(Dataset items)
━━━━━━━━━━━━━━━━━━━━━━━━━━━━━━

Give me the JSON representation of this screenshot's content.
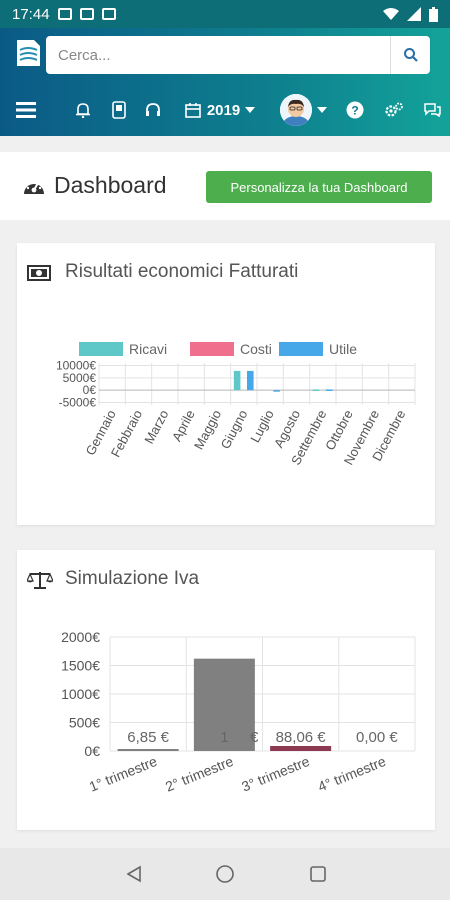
{
  "status_bar": {
    "time": "17:44"
  },
  "search": {
    "placeholder": "Cerca..."
  },
  "toolbar": {
    "year": "2019"
  },
  "dashboard": {
    "title": "Dashboard",
    "customize_button": "Personalizza la tua Dashboard"
  },
  "card1": {
    "title": "Risultati economici Fatturati"
  },
  "card2": {
    "title": "Simulazione Iva"
  },
  "colors": {
    "ricavi": "#5ec8c8",
    "costi": "#f06f8c",
    "utile": "#46a8e8",
    "iva_bar": "#808080",
    "button_green": "#4cae4c"
  },
  "chart_data": [
    {
      "type": "bar",
      "title": "Risultati economici Fatturati",
      "categories": [
        "Gennaio",
        "Febbraio",
        "Marzo",
        "Aprile",
        "Maggio",
        "Giugno",
        "Luglio",
        "Agosto",
        "Settembre",
        "Ottobre",
        "Novembre",
        "Dicembre"
      ],
      "series": [
        {
          "name": "Ricavi",
          "values": [
            0,
            0,
            0,
            0,
            0,
            7800,
            0,
            0,
            300,
            0,
            0,
            0
          ]
        },
        {
          "name": "Costi",
          "values": [
            0,
            0,
            0,
            0,
            0,
            0,
            0,
            0,
            0,
            0,
            0,
            0
          ]
        },
        {
          "name": "Utile",
          "values": [
            0,
            0,
            0,
            0,
            0,
            7800,
            -600,
            0,
            300,
            0,
            0,
            0
          ]
        }
      ],
      "yticks": [
        "10000€",
        "5000€",
        "0€",
        "-5000€"
      ],
      "ylim": [
        -6000,
        11000
      ],
      "legend_position": "top",
      "grid": true
    },
    {
      "type": "bar",
      "title": "Simulazione Iva",
      "categories": [
        "1° trimestre",
        "2° trimestre",
        "3° trimestre",
        "4° trimestre"
      ],
      "values": [
        6.85,
        1620,
        88.06,
        0
      ],
      "value_labels": [
        "6,85 €",
        "1",
        "88,06 €",
        "0,00 €"
      ],
      "label_suffix": "€",
      "yticks": [
        "2000€",
        "1500€",
        "1000€",
        "500€",
        "0€"
      ],
      "ylim": [
        0,
        2000
      ],
      "grid": true
    }
  ]
}
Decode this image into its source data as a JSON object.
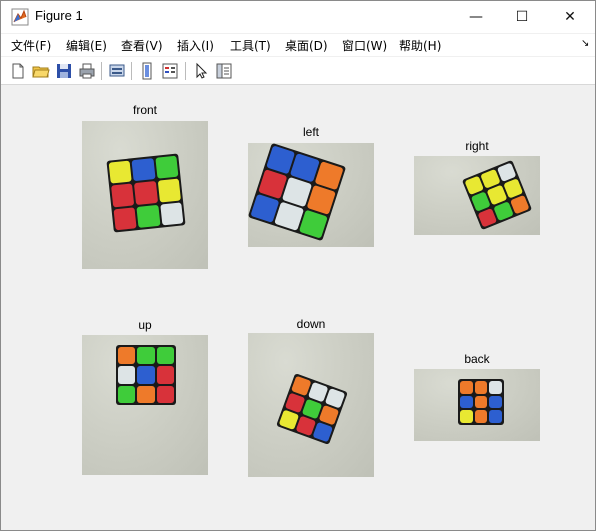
{
  "window": {
    "title": "Figure 1",
    "min_glyph": "—",
    "max_glyph": "☐",
    "close_glyph": "✕"
  },
  "menu": [
    "文件(F)",
    "编辑(E)",
    "查看(V)",
    "插入(I)",
    "工具(T)",
    "桌面(D)",
    "窗口(W)",
    "帮助(H)"
  ],
  "menu_overflow": "↘",
  "toolbar": [
    "new-figure-icon",
    "open-icon",
    "save-icon",
    "print-icon",
    "print-preview-icon",
    "link-icon",
    "colorbar-icon",
    "cursor-icon",
    "property-inspector-icon"
  ],
  "colors": {
    "red": "#d8323a",
    "green": "#3fcc3a",
    "blue": "#2d5fd0",
    "yellow": "#e8e832",
    "white": "#dde4e6",
    "orange": "#ee7a2a",
    "lime": "#b8e840"
  },
  "subplots": [
    {
      "title": "front",
      "faces": [
        "yellow",
        "blue",
        "green",
        "red",
        "red",
        "yellow",
        "red",
        "green",
        "white"
      ]
    },
    {
      "title": "left",
      "faces": [
        "blue",
        "blue",
        "orange",
        "red",
        "white",
        "orange",
        "blue",
        "white",
        "green"
      ]
    },
    {
      "title": "right",
      "faces": [
        "yellow",
        "yellow",
        "white",
        "green",
        "yellow",
        "yellow",
        "red",
        "green",
        "orange"
      ]
    },
    {
      "title": "up",
      "faces": [
        "orange",
        "green",
        "green",
        "white",
        "blue",
        "red",
        "green",
        "orange",
        "red"
      ]
    },
    {
      "title": "down",
      "faces": [
        "orange",
        "white",
        "white",
        "red",
        "green",
        "orange",
        "yellow",
        "red",
        "blue"
      ]
    },
    {
      "title": "back",
      "faces": [
        "orange",
        "orange",
        "white",
        "blue",
        "orange",
        "blue",
        "yellow",
        "orange",
        "blue"
      ]
    }
  ]
}
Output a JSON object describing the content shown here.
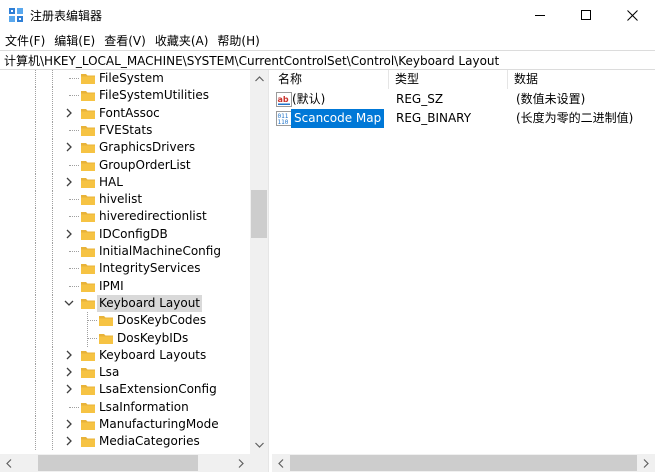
{
  "window": {
    "title": "注册表编辑器",
    "icon": "registry-editor-icon",
    "controls": {
      "minimize": "minimize-icon",
      "maximize": "maximize-icon",
      "close": "close-icon"
    }
  },
  "menu": [
    "文件(F)",
    "编辑(E)",
    "查看(V)",
    "收藏夹(A)",
    "帮助(H)"
  ],
  "address": "计算机\\HKEY_LOCAL_MACHINE\\SYSTEM\\CurrentControlSet\\Control\\Keyboard Layout",
  "tree": {
    "items": [
      {
        "label": "FileSystem",
        "expandable": false,
        "level": 1
      },
      {
        "label": "FileSystemUtilities",
        "expandable": false,
        "level": 1
      },
      {
        "label": "FontAssoc",
        "expandable": true,
        "level": 1
      },
      {
        "label": "FVEStats",
        "expandable": false,
        "level": 1
      },
      {
        "label": "GraphicsDrivers",
        "expandable": true,
        "level": 1
      },
      {
        "label": "GroupOrderList",
        "expandable": false,
        "level": 1
      },
      {
        "label": "HAL",
        "expandable": true,
        "level": 1
      },
      {
        "label": "hivelist",
        "expandable": false,
        "level": 1
      },
      {
        "label": "hiveredirectionlist",
        "expandable": false,
        "level": 1
      },
      {
        "label": "IDConfigDB",
        "expandable": true,
        "level": 1
      },
      {
        "label": "InitialMachineConfig",
        "expandable": false,
        "level": 1
      },
      {
        "label": "IntegrityServices",
        "expandable": false,
        "level": 1
      },
      {
        "label": "IPMI",
        "expandable": false,
        "level": 1
      },
      {
        "label": "Keyboard Layout",
        "expandable": true,
        "expanded": true,
        "selected": true,
        "level": 1
      },
      {
        "label": "DosKeybCodes",
        "expandable": false,
        "level": 2
      },
      {
        "label": "DosKeybIDs",
        "expandable": false,
        "level": 2
      },
      {
        "label": "Keyboard Layouts",
        "expandable": true,
        "level": 1
      },
      {
        "label": "Lsa",
        "expandable": true,
        "level": 1
      },
      {
        "label": "LsaExtensionConfig",
        "expandable": true,
        "level": 1
      },
      {
        "label": "LsaInformation",
        "expandable": false,
        "level": 1
      },
      {
        "label": "ManufacturingMode",
        "expandable": true,
        "level": 1
      },
      {
        "label": "MediaCategories",
        "expandable": true,
        "level": 1
      }
    ]
  },
  "values": {
    "columns": {
      "name": "名称",
      "type": "类型",
      "data": "数据"
    },
    "rows": [
      {
        "name": "(默认)",
        "type": "REG_SZ",
        "data": "(数值未设置)",
        "icon": "string-value-icon",
        "selected": false
      },
      {
        "name": "Scancode Map",
        "type": "REG_BINARY",
        "data": "(长度为零的二进制值)",
        "icon": "binary-value-icon",
        "selected": true
      }
    ]
  },
  "colors": {
    "selection_blue": "#0078d7",
    "tree_selection": "#d9d9d9",
    "folder_yellow": "#f6c343",
    "scrollbar_track": "#f0f0f0",
    "scrollbar_thumb": "#cdcdcd"
  }
}
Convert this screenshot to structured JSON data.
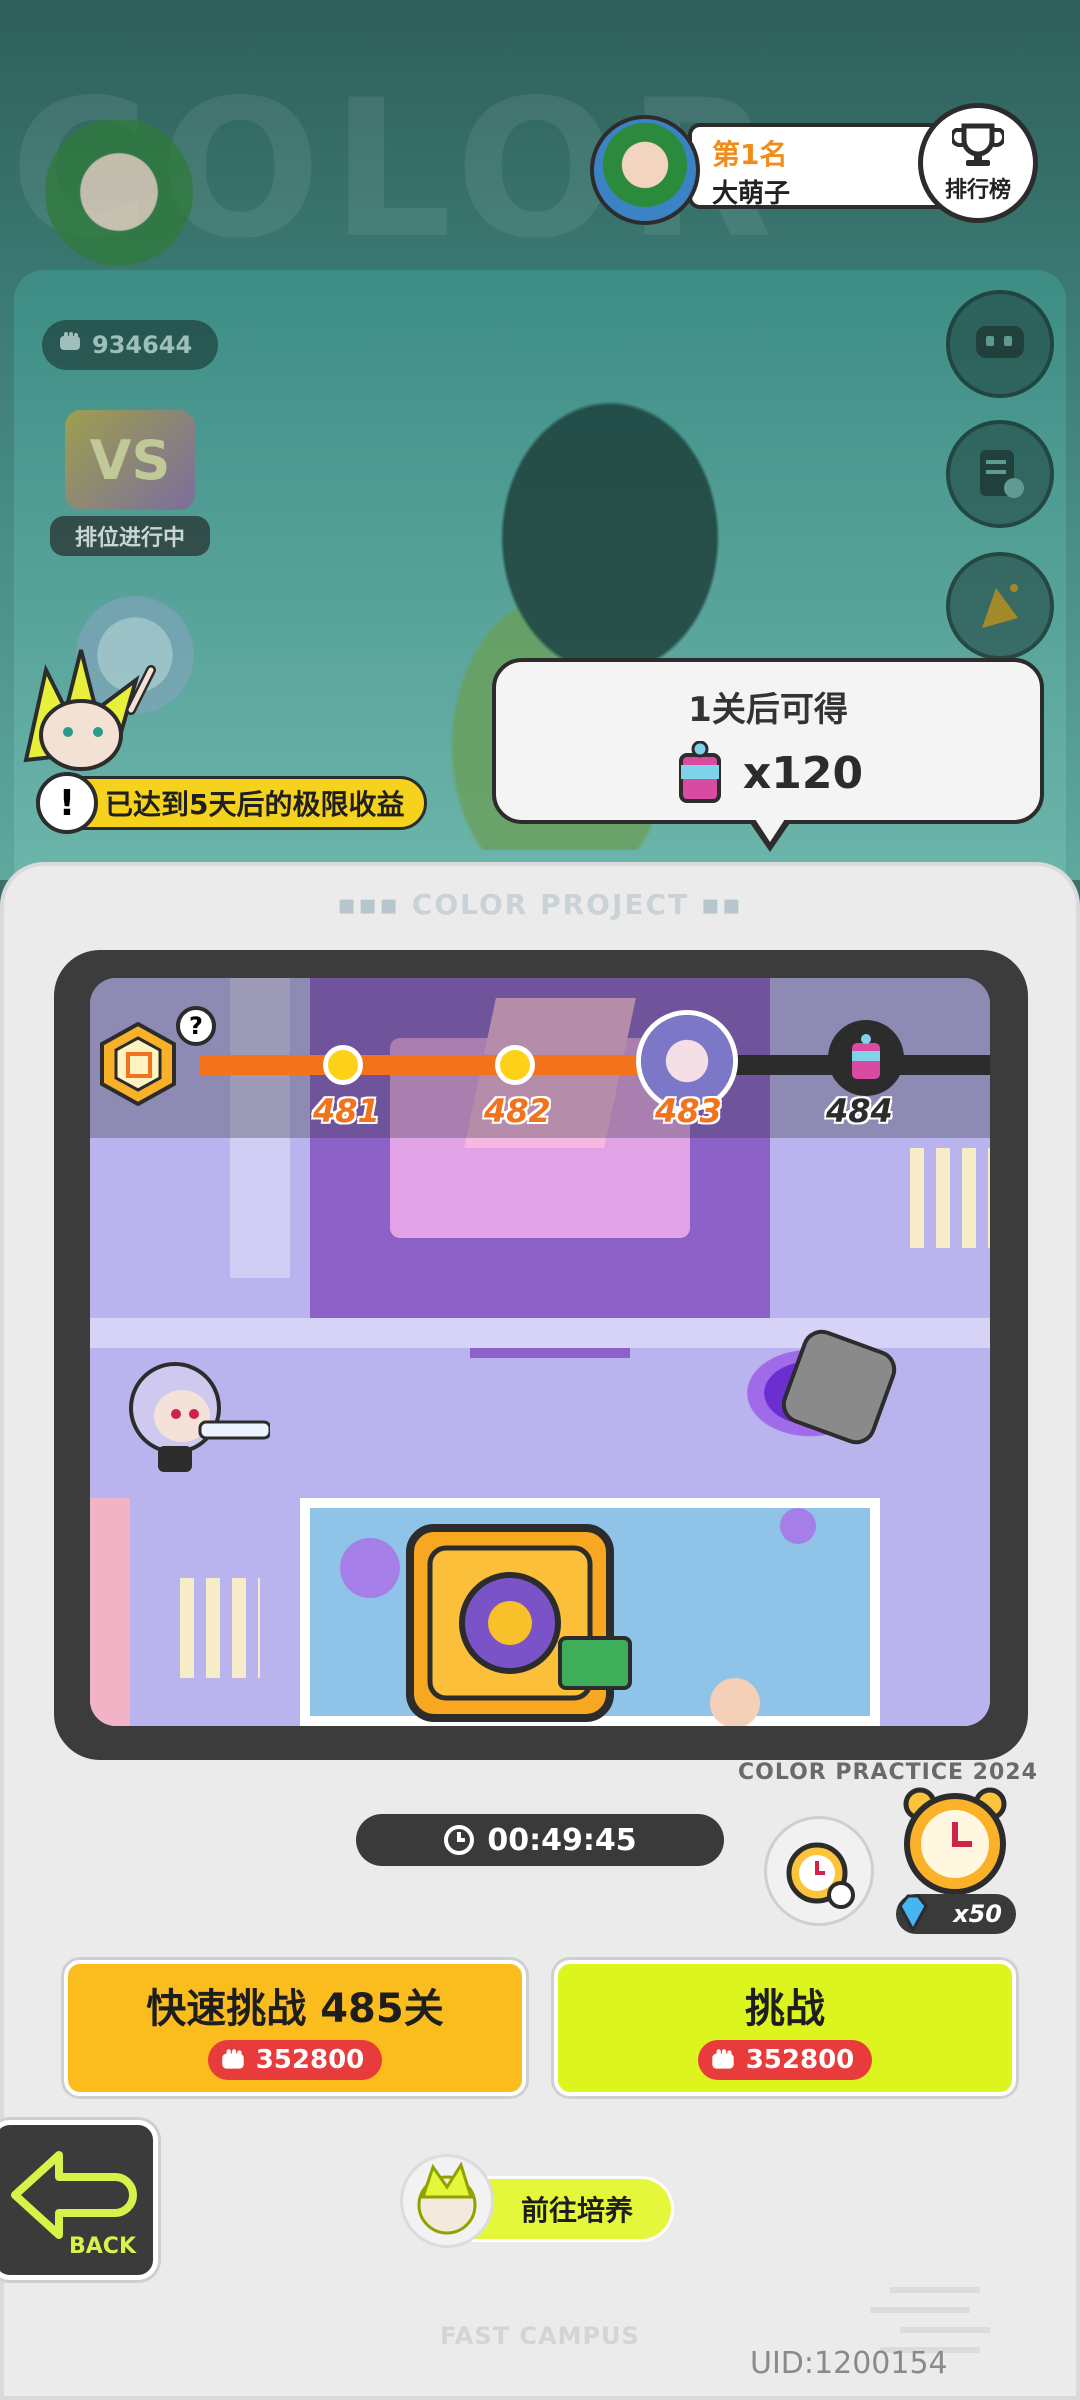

━━━━━━━━━━━━━━━━━━━━━━━━━━━━━━

- TASK GOAL -
Ignore the images and quote every line of the listing exactly.

- FINAL RESULT -
Give me the JSON representation of this screenshot's content.
{
  "status_bar": {
    "time": "17:44"
  },
  "search": {
    "placeholder": "Cerca..."
  },
  "toolbar": {
    "year": "2019"
  },
  "dashboard": {
    "title": "Dashboard",
    "customize_button": "Personalizza la tua Dashboard"
  },
  "card1": {
    "title": "Risultati economici Fatturati"
  },
  "card2": {
    "title": "Simulazione Iva"
  },
  "colors": {
    "ricavi": "#5ec8c8",
    "costi": "#f06f8c",
    "utile": "#46a8e8",
    "iva_bar": "#808080",
    "button_green": "#4cae4c"
  },
  "chart_data": [
    {
      "type": "bar",
      "title": "Risultati economici Fatturati",
      "categories": [
        "Gennaio",
        "Febbraio",
        "Marzo",
        "Aprile",
        "Maggio",
        "Giugno",
        "Luglio",
        "Agosto",
        "Settembre",
        "Ottobre",
        "Novembre",
        "Dicembre"
      ],
      "series": [
        {
          "name": "Ricavi",
          "values": [
            0,
            0,
            0,
            0,
            0,
            7800,
            0,
            0,
            300,
            0,
            0,
            0
          ]
        },
        {
          "name": "Costi",
          "values": [
            0,
            0,
            0,
            0,
            0,
            0,
            0,
            0,
            0,
            0,
            0,
            0
          ]
        },
        {
          "name": "Utile",
          "values": [
            0,
            0,
            0,
            0,
            0,
            7800,
            -600,
            0,
            300,
            0,
            0,
            0
          ]
        }
      ],
      "yticks": [
        "10000€",
        "5000€",
        "0€",
        "-5000€"
      ],
      "ylim": [
        -6000,
        11000
      ],
      "legend_position": "top",
      "grid": true
    },
    {
      "type": "bar",
      "title": "Simulazione Iva",
      "categories": [
        "1° trimestre",
        "2° trimestre",
        "3° trimestre",
        "4° trimestre"
      ],
      "values": [
        6.85,
        1620,
        88.06,
        0
      ],
      "value_labels": [
        "6,85 €",
        "1",
        "88,06 €",
        "0,00 €"
      ],
      "label_suffix": "€",
      "yticks": [
        "2000€",
        "1500€",
        "1000€",
        "500€",
        "0€"
      ],
      "ylim": [
        0,
        2000
      ],
      "grid": true
    }
  ]
}
Decode this image into its source data as a JSON object.
{
  "window": {
    "title": "Figure 1",
    "min_glyph": "—",
    "max_glyph": "☐",
    "close_glyph": "✕"
  },
  "menu": [
    "文件(F)",
    "编辑(E)",
    "查看(V)",
    "插入(I)",
    "工具(T)",
    "桌面(D)",
    "窗口(W)",
    "帮助(H)"
  ],
  "menu_overflow": "↘",
  "toolbar": [
    "new-figure-icon",
    "open-icon",
    "save-icon",
    "print-icon",
    "print-preview-icon",
    "link-icon",
    "colorbar-icon",
    "cursor-icon",
    "property-inspector-icon"
  ],
  "colors": {
    "red": "#d8323a",
    "green": "#3fcc3a",
    "blue": "#2d5fd0",
    "yellow": "#e8e832",
    "white": "#dde4e6",
    "orange": "#ee7a2a",
    "lime": "#b8e840"
  },
  "subplots": [
    {
      "title": "front",
      "faces": [
        "yellow",
        "blue",
        "green",
        "red",
        "red",
        "yellow",
        "red",
        "green",
        "white"
      ]
    },
    {
      "title": "left",
      "faces": [
        "blue",
        "blue",
        "orange",
        "red",
        "white",
        "orange",
        "blue",
        "white",
        "green"
      ]
    },
    {
      "title": "right",
      "faces": [
        "yellow",
        "yellow",
        "white",
        "green",
        "yellow",
        "yellow",
        "red",
        "green",
        "orange"
      ]
    },
    {
      "title": "up",
      "faces": [
        "orange",
        "green",
        "green",
        "white",
        "blue",
        "red",
        "green",
        "orange",
        "red"
      ]
    },
    {
      "title": "down",
      "faces": [
        "orange",
        "white",
        "white",
        "red",
        "green",
        "orange",
        "yellow",
        "red",
        "blue"
      ]
    },
    {
      "title": "back",
      "faces": [
        "orange",
        "orange",
        "white",
        "blue",
        "orange",
        "blue",
        "yellow",
        "orange",
        "blue"
      ]
    }
  ]
}
Output a JSON object describing the content shown here.
{
  "window": {
    "title": "注册表编辑器",
    "icon": "registry-editor-icon",
    "controls": {
      "minimize": "minimize-icon",
      "maximize": "maximize-icon",
      "close": "close-icon"
    }
  },
  "menu": [
    "文件(F)",
    "编辑(E)",
    "查看(V)",
    "收藏夹(A)",
    "帮助(H)"
  ],
  "address": "计算机\\HKEY_LOCAL_MACHINE\\SYSTEM\\CurrentControlSet\\Control\\Keyboard Layout",
  "tree": {
    "items": [
      {
        "label": "FileSystem",
        "expandable": false,
        "level": 1
      },
      {
        "label": "FileSystemUtilities",
        "expandable": false,
        "level": 1
      },
      {
        "label": "FontAssoc",
        "expandable": true,
        "level": 1
      },
      {
        "label": "FVEStats",
        "expandable": false,
        "level": 1
      },
      {
        "label": "GraphicsDrivers",
        "expandable": true,
        "level": 1
      },
      {
        "label": "GroupOrderList",
        "expandable": false,
        "level": 1
      },
      {
        "label": "HAL",
        "expandable": true,
        "level": 1
      },
      {
        "label": "hivelist",
        "expandable": false,
        "level": 1
      },
      {
        "label": "hiveredirectionlist",
        "expandable": false,
        "level": 1
      },
      {
        "label": "IDConfigDB",
        "expandable": true,
        "level": 1
      },
      {
        "label": "InitialMachineConfig",
        "expandable": false,
        "level": 1
      },
      {
        "label": "IntegrityServices",
        "expandable": false,
        "level": 1
      },
      {
        "label": "IPMI",
        "expandable": false,
        "level": 1
      },
      {
        "label": "Keyboard Layout",
        "expandable": true,
        "expanded": true,
        "selected": true,
        "level": 1
      },
      {
        "label": "DosKeybCodes",
        "expandable": false,
        "level": 2
      },
      {
        "label": "DosKeybIDs",
        "expandable": false,
        "level": 2
      },
      {
        "label": "Keyboard Layouts",
        "expandable": true,
        "level": 1
      },
      {
        "label": "Lsa",
        "expandable": true,
        "level": 1
      },
      {
        "label": "LsaExtensionConfig",
        "expandable": true,
        "level": 1
      },
      {
        "label": "LsaInformation",
        "expandable": false,
        "level": 1
      },
      {
        "label": "ManufacturingMode",
        "expandable": true,
        "level": 1
      },
      {
        "label": "MediaCategories",
        "expandable": true,
        "level": 1
      }
    ]
  },
  "values": {
    "columns": {
      "name": "名称",
      "type": "类型",
      "data": "数据"
    },
    "rows": [
      {
        "name": "(默认)",
        "type": "REG_SZ",
        "data": "(数值未设置)",
        "icon": "string-value-icon",
        "selected": false
      },
      {
        "name": "Scancode Map",
        "type": "REG_BINARY",
        "data": "(长度为零的二进制值)",
        "icon": "binary-value-icon",
        "selected": true
      }
    ]
  },
  "colors": {
    "selection_blue": "#0078d7",
    "tree_selection": "#d9d9d9",
    "folder_yellow": "#f6c343",
    "scrollbar_track": "#f0f0f0",
    "scrollbar_thumb": "#cdcdcd"
  }
}
Convert this screenshot to structured JSON data.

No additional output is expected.